● Text excerpt
====================

Writing about nature never stands still - and in this age of climate crisis and habitat loss, the genre ranges from astonishing lyricism to ruminations on agribusiness.
Super natural: the rise of the new nature writing
Every other chapter or so in Gerald Durrell’s autobiographical animal collecting stories (I’m thinking of The Bafut Beagles, Three Singles to Adventure or The Drunken Forest), our hero steps into the jungle “to answer the call of nature”. When I was 7, and Durrell certainly was my hero, I thought this meant he was somehow talking back to the wild: uttering words in atonement for his trapping and caging of it, and then deepening the meaning of his capers by communing with both bush and bushbabies, and finding commensurate things to say to the great green throb of life. It was quite a while before I realised what he was actually doing.
Something of my 7-year-old confusion lingers in my adult mind as I look along my bookshelves. Nature writing might be my thing but I am uncertain how best to think of it or how even to house it. I have books of poetry next to field guides, science next to dream-texts, travel literature alongside autobiographies. I am a chaotic librarian and a poor carpenter but it isn’t only that. Nature Writing is not simple to define any longer and my books are announcing this.
Until relatively recently, things were clearer; the British branch of nature writing was mostly about the countryside, its landscape and creatures; it was non-fiction, non-scientific prose characterised by close attention to living things that were known and often loved by its writers. It almost always felt as if it had come from the pre- or barely industrial past and, with rare exceptions, nature writing was nice writing and it walked – stout shoes and knapsack – a thin green lane between hedges of science on one side and a wild wood of poetry on the other. It was different from either, though fed by both, and it bled palely back into each. It developed through letters (for example, Gilbert White), diaries (Francis Kilvert), essays (Edward Thomas) and journalism (W?H Hudson). These writers, the old nature writers, gather equably, ecumenically, on my shelves. But they are outnumbered these days.
Current writers are still nourished by those past masters – that bluebell haze coming through, even if the woodland has gone – but, somewhere between Rachel Carson’s Silent Spring (1962) and Richard Mabey’s Food for Free (1972), modern nature writing was born. Almost 50 years of writers since have worked under new terms and conditions. The twee and the tweedy are extinct. Writing like William Boot’s in Evelyn Waugh’s Scoop (1938) of the plashy fen and questing vole is today as rare as real water voles have become. Country diaries survive in some newspapers but DDT, extinctions and Ted Hughes’s gory poems saw off the nice in the 1970s while nature itself – under the human heel – has been pushed, bloodied, shrunken and ruined to the front of the stage ever since. There, even enfeebled, it has called up new descriptions and fresh thoughts.

====================

● Data extract
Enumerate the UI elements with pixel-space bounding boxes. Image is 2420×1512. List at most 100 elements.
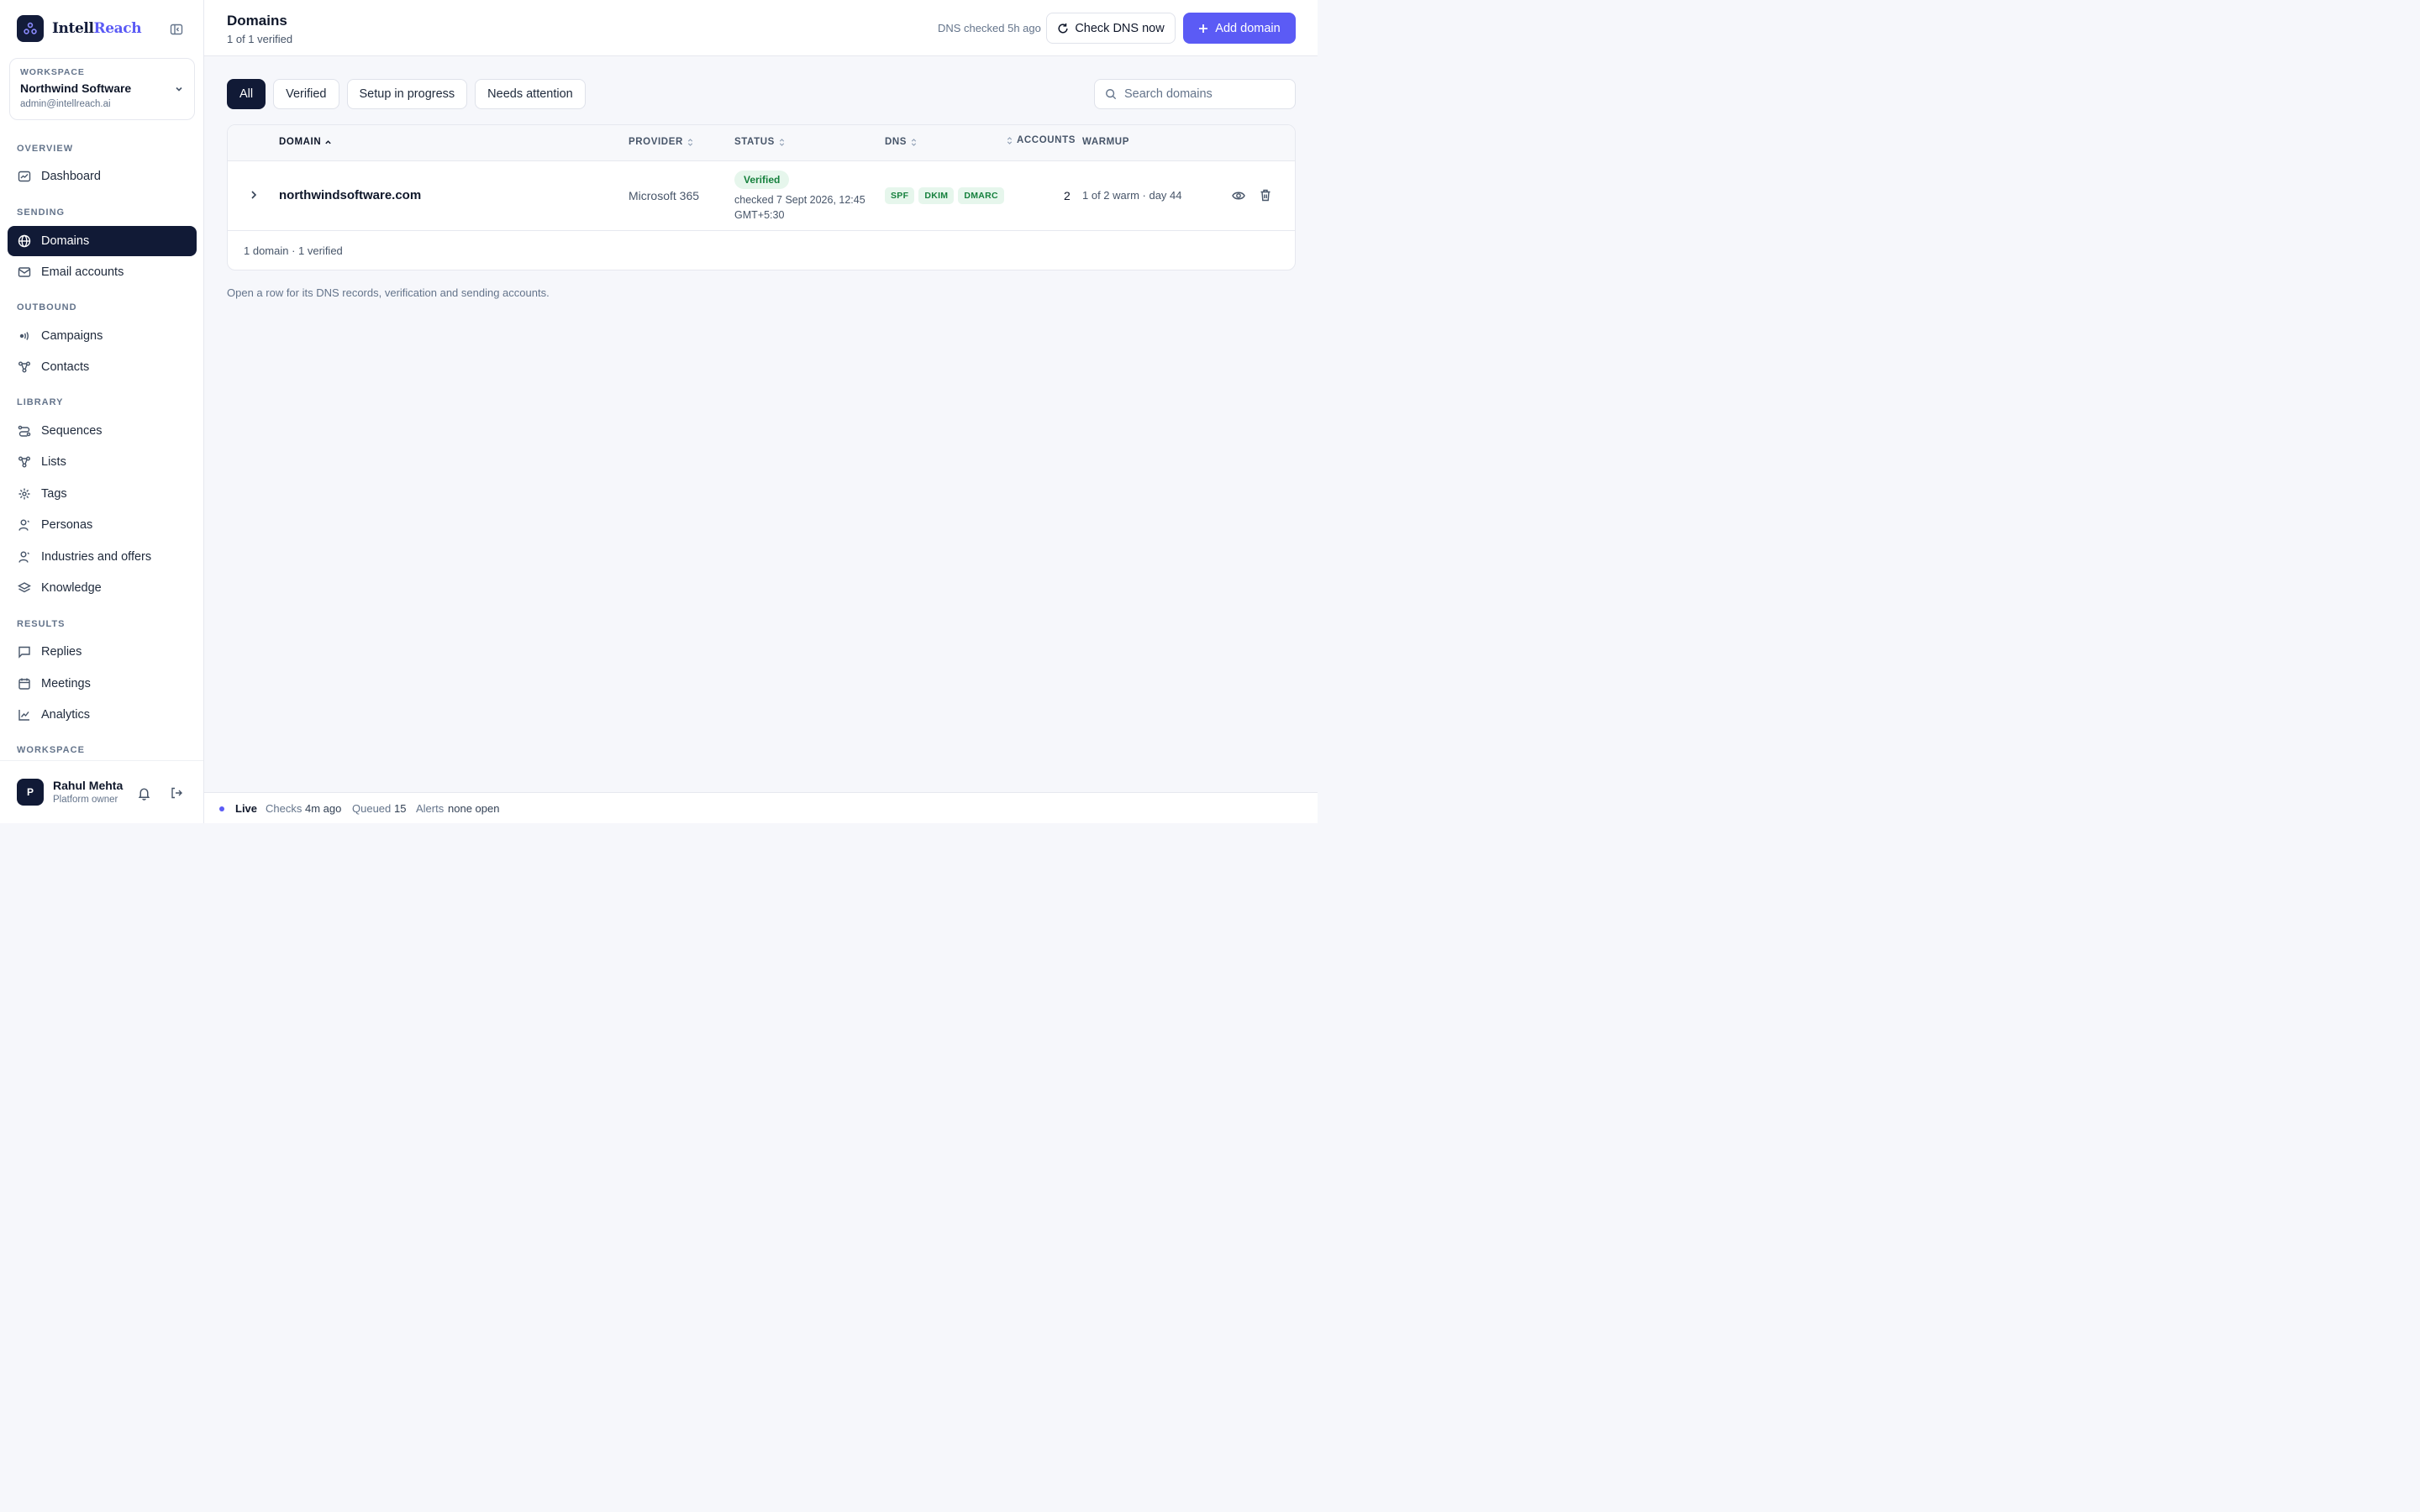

====================

● Job
Copy out the stretch of the nature writing article from "Super natural: the" through "was actually doing.", swapping "hero" for "idol" each time it appears.

● Solution for this problem
Super natural: the rise of the new nature writing
Every other chapter or so in Gerald Durrell’s autobiographical animal collecting stories (I’m thinking of The Bafut Beagles, Three Singles to Adventure or The Drunken Forest), our idol steps into the jungle “to answer the call of nature”. When I was 7, and Durrell certainly was my idol, I thought this meant he was somehow talking back to the wild: uttering words in atonement for his trapping and caging of it, and then deepening the meaning of his capers by communing with both bush and bushbabies, and finding commensurate things to say to the great green throb of life. It was quite a while before I realised what he was actually doing.